§ **DIRECTION**
Output every line of the material exactly, omitting images.

(Data excerpts)
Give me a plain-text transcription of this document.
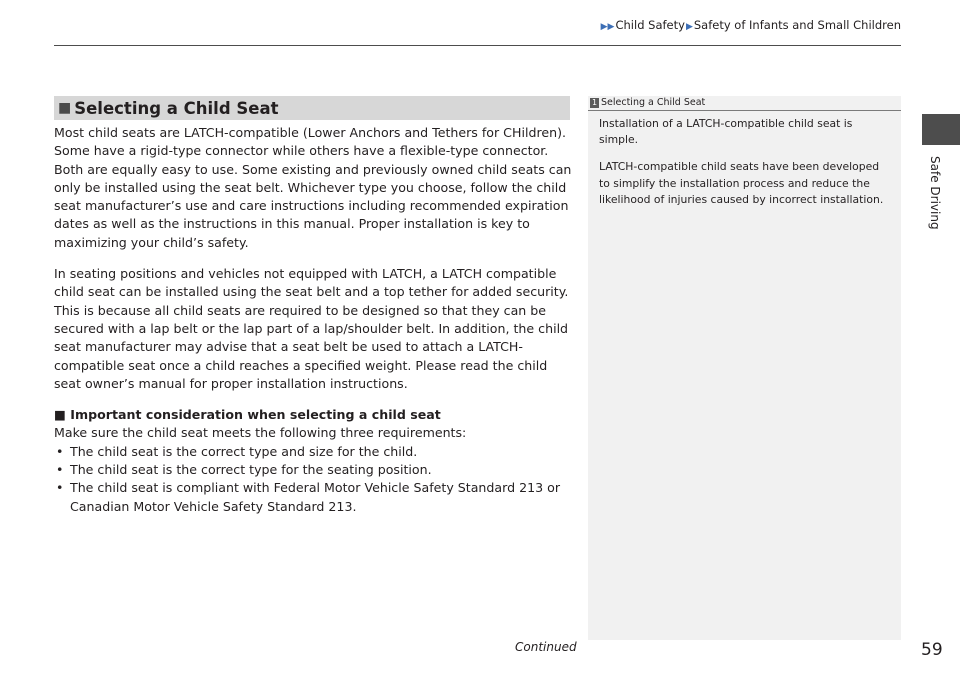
▶▶Child Safety▶Safety of Infants and Small Children
■ Selecting a Child Seat

Most child seats are LATCH-compatible (Lower Anchors and Tethers for CHildren). Some have a rigid-type connector while others have a flexible-type connector. Both are equally easy to use. Some existing and previously owned child seats can only be installed using the seat belt. Whichever type you choose, follow the child seat manufacturer’s use and care instructions including recommended expiration dates as well as the instructions in this manual. Proper installation is key to maximizing your child’s safety.

In seating positions and vehicles not equipped with LATCH, a LATCH compatible child seat can be installed using the seat belt and a top tether for added security. This is because all child seats are required to be designed so that they can be secured with a lap belt or the lap part of a lap/shoulder belt. In addition, the child seat manufacturer may advise that a seat belt be used to attach a LATCH-compatible seat once a child reaches a specified weight. Please read the child seat owner’s manual for proper installation instructions.

■ Important consideration when selecting a child seat
Make sure the child seat meets the following three requirements:
• The child seat is the correct type and size for the child.
• The child seat is the correct type for the seating position.
• The child seat is compliant with Federal Motor Vehicle Safety Standard 213 or Canadian Motor Vehicle Safety Standard 213.
1 Selecting a Child Seat

Installation of a LATCH-compatible child seat is simple.

LATCH-compatible child seats have been developed to simplify the installation process and reduce the likelihood of injuries caused by incorrect installation.	Safe Driving
Continued	59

§ **EXPECTED OUTPUT**
Give me a plain-text transcription of this document.
▶▶Child Safety▶Safety of Infants and Small Children
■ Selecting a Child Seat

Most child seats are LATCH-compatible (Lower Anchors and Tethers for CHildren). Some have a rigid-type connector while others have a flexible-type connector. Both are equally easy to use. Some existing and previously owned child seats can only be installed using the seat belt. Whichever type you choose, follow the child seat manufacturer’s use and care instructions including recommended expiration dates as well as the instructions in this manual. Proper installation is key to maximizing your child’s safety.

In seating positions and vehicles not equipped with LATCH, a LATCH compatible child seat can be installed using the seat belt and a top tether for added security. This is because all child seats are required to be designed so that they can be secured with a lap belt or the lap part of a lap/shoulder belt. In addition, the child seat manufacturer may advise that a seat belt be used to attach a LATCH-compatible seat once a child reaches a specified weight. Please read the child seat owner’s manual for proper installation instructions.

■ Important consideration when selecting a child seat
Make sure the child seat meets the following three requirements:
• The child seat is the correct type and size for the child.
• The child seat is the correct type for the seating position.
• The child seat is compliant with Federal Motor Vehicle Safety Standard 213 or Canadian Motor Vehicle Safety Standard 213.
1 Selecting a Child Seat

Installation of a LATCH-compatible child seat is simple.

LATCH-compatible child seats have been developed to simplify the installation process and reduce the likelihood of injuries caused by incorrect installation.	Safe Driving
Continued	59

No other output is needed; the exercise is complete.